Restate the records below word for word, and omit the images they hold.

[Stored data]
__________
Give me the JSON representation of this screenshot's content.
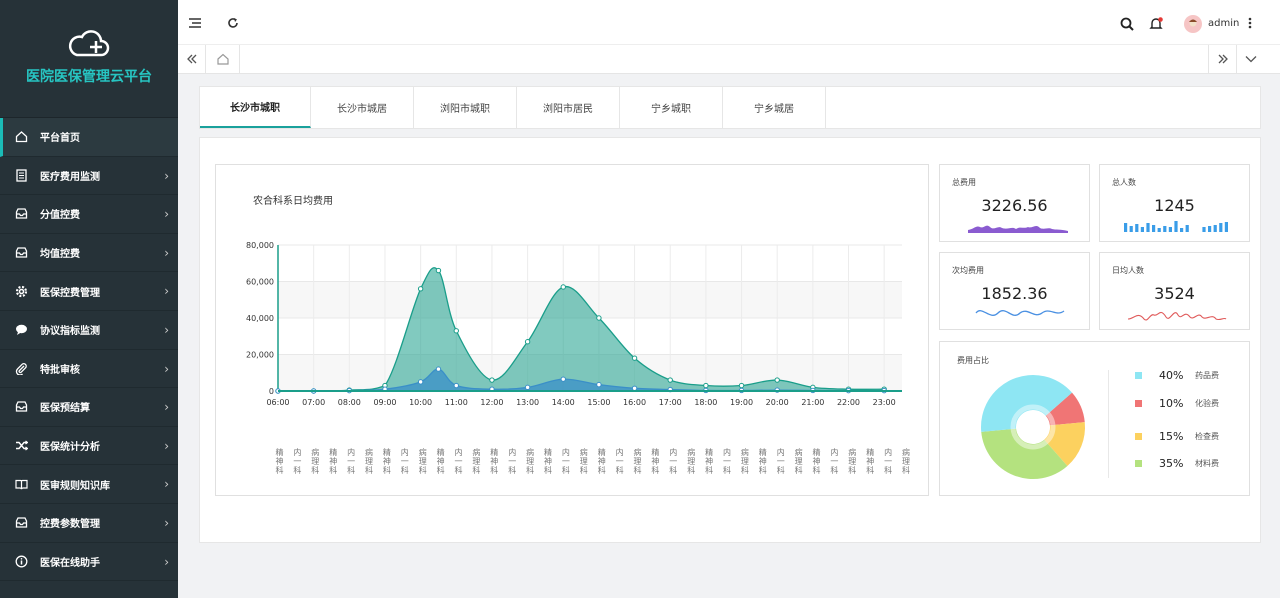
{
  "app": {
    "title": "医院医保管理云平台"
  },
  "sidebar": {
    "items": [
      {
        "label": "平台首页",
        "icon": "home-icon"
      },
      {
        "label": "医疗费用监测",
        "icon": "document-icon"
      },
      {
        "label": "分值控费",
        "icon": "inbox-icon"
      },
      {
        "label": "均值控费",
        "icon": "inbox-icon"
      },
      {
        "label": "医保控费管理",
        "icon": "gear-icon"
      },
      {
        "label": "协议指标监测",
        "icon": "chat-icon"
      },
      {
        "label": "特批审核",
        "icon": "paperclip-icon"
      },
      {
        "label": "医保预结算",
        "icon": "inbox-icon"
      },
      {
        "label": "医保统计分析",
        "icon": "shuffle-icon"
      },
      {
        "label": "医审规则知识库",
        "icon": "book-icon"
      },
      {
        "label": "控费参数管理",
        "icon": "inbox-icon"
      },
      {
        "label": "医保在线助手",
        "icon": "info-icon"
      }
    ]
  },
  "header": {
    "username": "admin"
  },
  "tabs": [
    "长沙市城职",
    "长沙市城居",
    "浏阳市城职",
    "浏阳市居民",
    "宁乡城职",
    "宁乡城居"
  ],
  "stats": {
    "total_cost": {
      "label": "总费用",
      "value": "3226.56"
    },
    "total_people": {
      "label": "总人数",
      "value": "1245"
    },
    "per_visit_cost": {
      "label": "次均费用",
      "value": "1852.36"
    },
    "daily_people": {
      "label": "日均人数",
      "value": "3524"
    }
  },
  "pie": {
    "title": "费用占比",
    "items": [
      {
        "pct": "40%",
        "name": "药品费",
        "color": "#8ee6f3"
      },
      {
        "pct": "10%",
        "name": "化验费",
        "color": "#f07575"
      },
      {
        "pct": "15%",
        "name": "检查费",
        "color": "#fcd15f"
      },
      {
        "pct": "35%",
        "name": "材料费",
        "color": "#b4e27f"
      }
    ]
  },
  "chart_data": {
    "type": "area",
    "title": "农合科系日均费用",
    "x": [
      "06:00",
      "07:00",
      "08:00",
      "09:00",
      "10:00",
      "10:30",
      "11:00",
      "12:00",
      "13:00",
      "14:00",
      "15:00",
      "16:00",
      "17:00",
      "18:00",
      "19:00",
      "20:00",
      "21:00",
      "22:00",
      "23:00"
    ],
    "xticks": [
      "06:00",
      "07:00",
      "08:00",
      "09:00",
      "10:00",
      "11:00",
      "12:00",
      "13:00",
      "14:00",
      "15:00",
      "16:00",
      "17:00",
      "18:00",
      "19:00",
      "20:00",
      "21:00",
      "22:00",
      "23:00"
    ],
    "ylim": [
      0,
      80000
    ],
    "yticks": [
      "0",
      "20,000",
      "40,000",
      "60,000",
      "80,000"
    ],
    "series": [
      {
        "color": "#1a9e8a",
        "values": [
          0,
          0,
          500,
          3000,
          56000,
          66000,
          33000,
          6000,
          27000,
          57000,
          40000,
          18000,
          6000,
          3000,
          3000,
          6000,
          2000,
          1000,
          1000
        ]
      },
      {
        "color": "#3a8fc8",
        "values": [
          0,
          0,
          200,
          1000,
          5000,
          12000,
          3000,
          1000,
          2000,
          6500,
          3500,
          1500,
          800,
          300,
          300,
          500,
          300,
          200,
          200
        ]
      }
    ],
    "categories": [
      "精神科",
      "内一科",
      "病理科",
      "精神科",
      "内一科",
      "病理科",
      "精神科",
      "内一科",
      "病理科",
      "精神科",
      "内一科",
      "病理科",
      "精神科",
      "内一科",
      "病理科",
      "精神科",
      "内一科",
      "病理科",
      "精神科",
      "内一科",
      "病理科",
      "精神科",
      "内一科",
      "病理科",
      "精神科",
      "内一科",
      "病理科",
      "精神科",
      "内一科",
      "病理科",
      "精神科",
      "内一科",
      "病理科",
      "精神科",
      "内一科",
      "病理科"
    ]
  }
}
__________
» **Solution for this task**
Give me the JSON representation of this screenshot's content.
{
  "app": {
    "title": "医院医保管理云平台"
  },
  "sidebar": {
    "items": [
      {
        "label": "平台首页",
        "icon": "home-icon"
      },
      {
        "label": "医疗费用监测",
        "icon": "document-icon"
      },
      {
        "label": "分值控费",
        "icon": "inbox-icon"
      },
      {
        "label": "均值控费",
        "icon": "inbox-icon"
      },
      {
        "label": "医保控费管理",
        "icon": "gear-icon"
      },
      {
        "label": "协议指标监测",
        "icon": "chat-icon"
      },
      {
        "label": "特批审核",
        "icon": "paperclip-icon"
      },
      {
        "label": "医保预结算",
        "icon": "inbox-icon"
      },
      {
        "label": "医保统计分析",
        "icon": "shuffle-icon"
      },
      {
        "label": "医审规则知识库",
        "icon": "book-icon"
      },
      {
        "label": "控费参数管理",
        "icon": "inbox-icon"
      },
      {
        "label": "医保在线助手",
        "icon": "info-icon"
      }
    ]
  },
  "header": {
    "username": "admin"
  },
  "tabs": [
    "长沙市城职",
    "长沙市城居",
    "浏阳市城职",
    "浏阳市居民",
    "宁乡城职",
    "宁乡城居"
  ],
  "stats": {
    "total_cost": {
      "label": "总费用",
      "value": "3226.56"
    },
    "total_people": {
      "label": "总人数",
      "value": "1245"
    },
    "per_visit_cost": {
      "label": "次均费用",
      "value": "1852.36"
    },
    "daily_people": {
      "label": "日均人数",
      "value": "3524"
    }
  },
  "pie": {
    "title": "费用占比",
    "items": [
      {
        "pct": "40%",
        "name": "药品费",
        "color": "#8ee6f3"
      },
      {
        "pct": "10%",
        "name": "化验费",
        "color": "#f07575"
      },
      {
        "pct": "15%",
        "name": "检查费",
        "color": "#fcd15f"
      },
      {
        "pct": "35%",
        "name": "材料费",
        "color": "#b4e27f"
      }
    ]
  },
  "chart_data": {
    "type": "area",
    "title": "农合科系日均费用",
    "x": [
      "06:00",
      "07:00",
      "08:00",
      "09:00",
      "10:00",
      "10:30",
      "11:00",
      "12:00",
      "13:00",
      "14:00",
      "15:00",
      "16:00",
      "17:00",
      "18:00",
      "19:00",
      "20:00",
      "21:00",
      "22:00",
      "23:00"
    ],
    "xticks": [
      "06:00",
      "07:00",
      "08:00",
      "09:00",
      "10:00",
      "11:00",
      "12:00",
      "13:00",
      "14:00",
      "15:00",
      "16:00",
      "17:00",
      "18:00",
      "19:00",
      "20:00",
      "21:00",
      "22:00",
      "23:00"
    ],
    "ylim": [
      0,
      80000
    ],
    "yticks": [
      "0",
      "20,000",
      "40,000",
      "60,000",
      "80,000"
    ],
    "series": [
      {
        "color": "#1a9e8a",
        "values": [
          0,
          0,
          500,
          3000,
          56000,
          66000,
          33000,
          6000,
          27000,
          57000,
          40000,
          18000,
          6000,
          3000,
          3000,
          6000,
          2000,
          1000,
          1000
        ]
      },
      {
        "color": "#3a8fc8",
        "values": [
          0,
          0,
          200,
          1000,
          5000,
          12000,
          3000,
          1000,
          2000,
          6500,
          3500,
          1500,
          800,
          300,
          300,
          500,
          300,
          200,
          200
        ]
      }
    ],
    "categories": [
      "精神科",
      "内一科",
      "病理科",
      "精神科",
      "内一科",
      "病理科",
      "精神科",
      "内一科",
      "病理科",
      "精神科",
      "内一科",
      "病理科",
      "精神科",
      "内一科",
      "病理科",
      "精神科",
      "内一科",
      "病理科",
      "精神科",
      "内一科",
      "病理科",
      "精神科",
      "内一科",
      "病理科",
      "精神科",
      "内一科",
      "病理科",
      "精神科",
      "内一科",
      "病理科",
      "精神科",
      "内一科",
      "病理科",
      "精神科",
      "内一科",
      "病理科"
    ]
  }
}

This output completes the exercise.